● **Your objective**: Pick out each line with the word "JSON" from the material that follows.

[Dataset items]
__________________________________________________

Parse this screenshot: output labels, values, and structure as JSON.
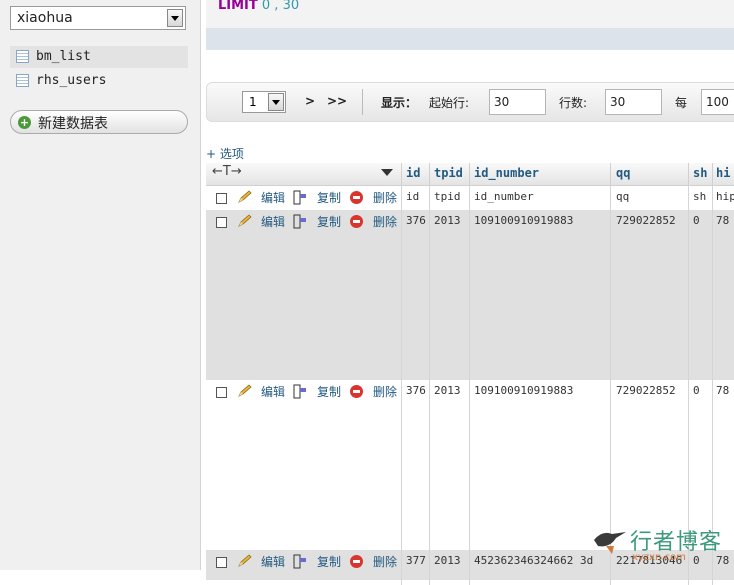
{
  "sidebar": {
    "database": "xiaohua",
    "tables": [
      {
        "name": "bm_list"
      },
      {
        "name": "rhs_users"
      }
    ],
    "new_table_label": "新建数据表"
  },
  "query": {
    "keyword": "LIMIT",
    "rest": " 0 , 30"
  },
  "navigation": {
    "page": "1",
    "next": ">",
    "last": ">>",
    "show_label": "显示：",
    "start_row_label": "起始行:",
    "start_row_value": "30",
    "rows_label": "行数:",
    "rows_value": "30",
    "per_label": "每",
    "per_value": "100"
  },
  "options_label": "+ 选项",
  "table": {
    "arrows": "←T→",
    "headers": [
      "id",
      "tpid",
      "id_number",
      "qq",
      "sh",
      "hi"
    ],
    "actions": {
      "edit": "编辑",
      "copy": "复制",
      "delete": "删除"
    },
    "rows": [
      {
        "cells": [
          "id",
          "tpid",
          "id_number",
          "qq",
          "sh",
          "hip"
        ]
      },
      {
        "cells": [
          "376",
          "2013",
          "109100910919883",
          "729022852",
          "0",
          "78"
        ]
      },
      {
        "cells": [
          "376",
          "2013",
          "109100910919883",
          "729022852",
          "0",
          "78"
        ]
      },
      {
        "cells": [
          "377",
          "2013",
          "452362346324662 3d",
          "2217813046",
          "0",
          "78"
        ]
      }
    ]
  },
  "watermark": {
    "text": "行者博客",
    "url": "xyzxn.com"
  }
}
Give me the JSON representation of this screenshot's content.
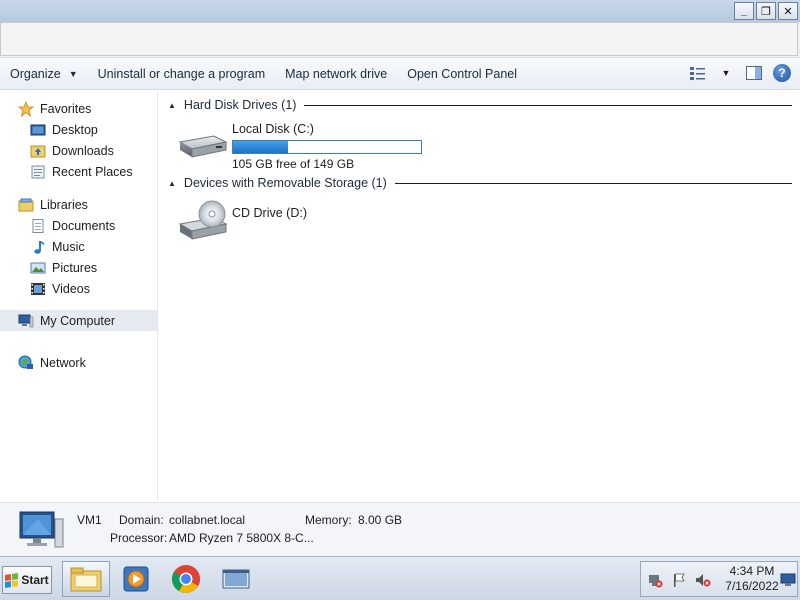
{
  "window": {
    "buttons": {
      "minimize": "_",
      "maximize": "❐",
      "close": "✕"
    }
  },
  "toolbar": {
    "organize": "Organize",
    "uninstall": "Uninstall or change a program",
    "map_drive": "Map network drive",
    "control_panel": "Open Control Panel",
    "help_label": "?"
  },
  "sidebar": {
    "favorites": {
      "label": "Favorites",
      "items": [
        "Desktop",
        "Downloads",
        "Recent Places"
      ]
    },
    "libraries": {
      "label": "Libraries",
      "items": [
        "Documents",
        "Music",
        "Pictures",
        "Videos"
      ]
    },
    "computer": {
      "label": "My Computer"
    },
    "network": {
      "label": "Network"
    }
  },
  "content": {
    "hard_disks": {
      "header": "Hard Disk Drives (1)",
      "drives": [
        {
          "name": "Local Disk (C:)",
          "free_text": "105 GB free of 149 GB",
          "used_fraction": 0.295
        }
      ]
    },
    "removable": {
      "header": "Devices with Removable Storage (1)",
      "drives": [
        {
          "name": "CD Drive (D:)"
        }
      ]
    }
  },
  "details": {
    "computer_name": "VM1",
    "domain_label": "Domain:",
    "domain_value": "collabnet.local",
    "memory_label": "Memory:",
    "memory_value": "8.00 GB",
    "processor_label": "Processor:",
    "processor_value": "AMD Ryzen 7 5800X 8-C..."
  },
  "taskbar": {
    "start_label": "Start",
    "time": "4:34 PM",
    "date": "7/16/2022"
  },
  "colors": {
    "accent": "#1c73c9",
    "selection": "#e5eaf1"
  }
}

__________________________________________________

● **The response**:
Parse this screenshot: output labels, values, and structure as JSON.
Give me the JSON representation of this screenshot's content.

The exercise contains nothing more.